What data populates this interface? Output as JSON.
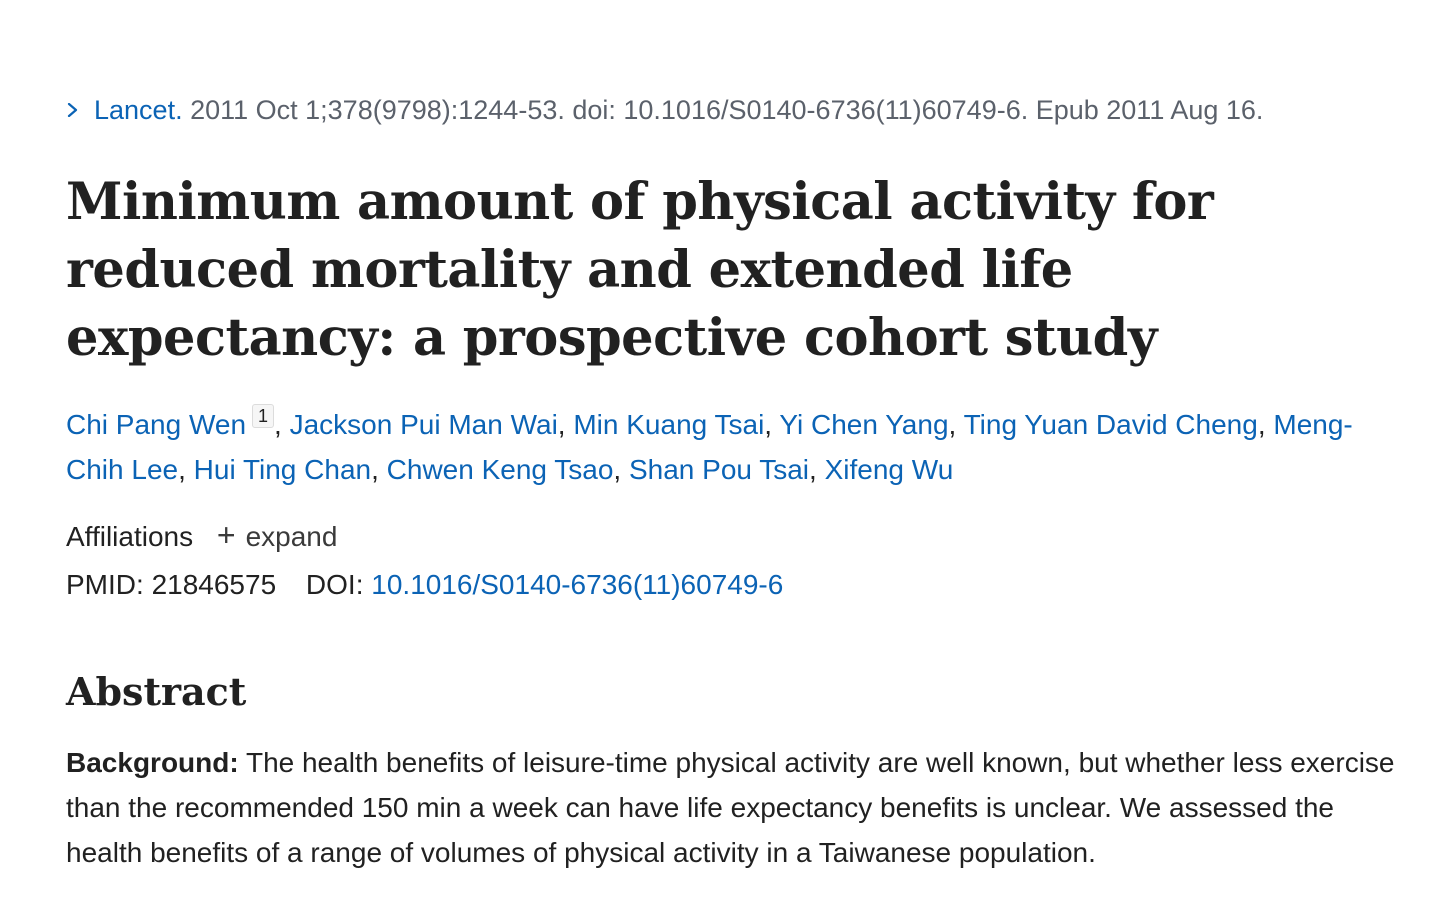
{
  "citation": {
    "journal": "Lancet.",
    "details": " 2011 Oct 1;378(9798):1244-53. doi: 10.1016/S0140-6736(11)60749-6. Epub 2011 Aug 16."
  },
  "title": "Minimum amount of physical activity for reduced mortality and extended life expectancy: a prospective cohort study",
  "authors": [
    {
      "name": "Chi Pang Wen",
      "affiliation_marker": "1"
    },
    {
      "name": "Jackson Pui Man Wai"
    },
    {
      "name": "Min Kuang Tsai"
    },
    {
      "name": "Yi Chen Yang"
    },
    {
      "name": "Ting Yuan David Cheng"
    },
    {
      "name": "Meng-Chih Lee"
    },
    {
      "name": "Hui Ting Chan"
    },
    {
      "name": "Chwen Keng Tsao"
    },
    {
      "name": "Shan Pou Tsai"
    },
    {
      "name": "Xifeng Wu"
    }
  ],
  "affiliations": {
    "label": "Affiliations",
    "expand_icon": "plus-icon",
    "expand_label": "expand"
  },
  "ids": {
    "pmid_label": "PMID:",
    "pmid": "21846575",
    "doi_label": "DOI:",
    "doi": "10.1016/S0140-6736(11)60749-6"
  },
  "abstract": {
    "heading": "Abstract",
    "background_label": "Background:",
    "background_text": " The health benefits of leisure-time physical activity are well known, but whether less exercise than the recommended 150 min a week can have life expectancy benefits is unclear. We assessed the health benefits of a range of volumes of physical activity in a Taiwanese population."
  },
  "colors": {
    "link": "#0b63b5",
    "text": "#212121",
    "muted": "#5b616b"
  }
}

- - -

Give an exact reproduction of every line, leaving out any picture.

### EXERCISE SOLUTION
What data populates this interface? Output as JSON.
{
  "citation": {
    "journal": "Lancet.",
    "details": " 2011 Oct 1;378(9798):1244-53. doi: 10.1016/S0140-6736(11)60749-6. Epub 2011 Aug 16."
  },
  "title": "Minimum amount of physical activity for reduced mortality and extended life expectancy: a prospective cohort study",
  "authors": [
    {
      "name": "Chi Pang Wen",
      "affiliation_marker": "1"
    },
    {
      "name": "Jackson Pui Man Wai"
    },
    {
      "name": "Min Kuang Tsai"
    },
    {
      "name": "Yi Chen Yang"
    },
    {
      "name": "Ting Yuan David Cheng"
    },
    {
      "name": "Meng-Chih Lee"
    },
    {
      "name": "Hui Ting Chan"
    },
    {
      "name": "Chwen Keng Tsao"
    },
    {
      "name": "Shan Pou Tsai"
    },
    {
      "name": "Xifeng Wu"
    }
  ],
  "affiliations": {
    "label": "Affiliations",
    "expand_icon": "plus-icon",
    "expand_label": "expand"
  },
  "ids": {
    "pmid_label": "PMID:",
    "pmid": "21846575",
    "doi_label": "DOI:",
    "doi": "10.1016/S0140-6736(11)60749-6"
  },
  "abstract": {
    "heading": "Abstract",
    "background_label": "Background:",
    "background_text": " The health benefits of leisure-time physical activity are well known, but whether less exercise than the recommended 150 min a week can have life expectancy benefits is unclear. We assessed the health benefits of a range of volumes of physical activity in a Taiwanese population."
  },
  "colors": {
    "link": "#0b63b5",
    "text": "#212121",
    "muted": "#5b616b"
  }
}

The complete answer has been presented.